*What you need to do:* Each record below should be repeated precisely as written.

--- Start of Supplied entries ---

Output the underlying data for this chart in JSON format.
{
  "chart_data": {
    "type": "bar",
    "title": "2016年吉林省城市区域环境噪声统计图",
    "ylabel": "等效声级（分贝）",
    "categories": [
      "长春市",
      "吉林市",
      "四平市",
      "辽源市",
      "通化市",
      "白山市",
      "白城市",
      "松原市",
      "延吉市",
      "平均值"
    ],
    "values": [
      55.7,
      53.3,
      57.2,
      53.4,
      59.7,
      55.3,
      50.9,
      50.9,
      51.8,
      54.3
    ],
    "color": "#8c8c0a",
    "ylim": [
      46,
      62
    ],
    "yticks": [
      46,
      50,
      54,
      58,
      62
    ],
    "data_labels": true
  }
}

--- End of Supplied entries ---

*Result:*
Output the underlying data for this chart in JSON format.
{
  "chart_data": {
    "type": "bar",
    "title": "2016年吉林省城市区域环境噪声统计图",
    "ylabel": "等效声级（分贝）",
    "categories": [
      "长春市",
      "吉林市",
      "四平市",
      "辽源市",
      "通化市",
      "白山市",
      "白城市",
      "松原市",
      "延吉市",
      "平均值"
    ],
    "values": [
      55.7,
      53.3,
      57.2,
      53.4,
      59.7,
      55.3,
      50.9,
      50.9,
      51.8,
      54.3
    ],
    "color": "#8c8c0a",
    "ylim": [
      46,
      62
    ],
    "yticks": [
      46,
      50,
      54,
      58,
      62
    ],
    "data_labels": true
  }
}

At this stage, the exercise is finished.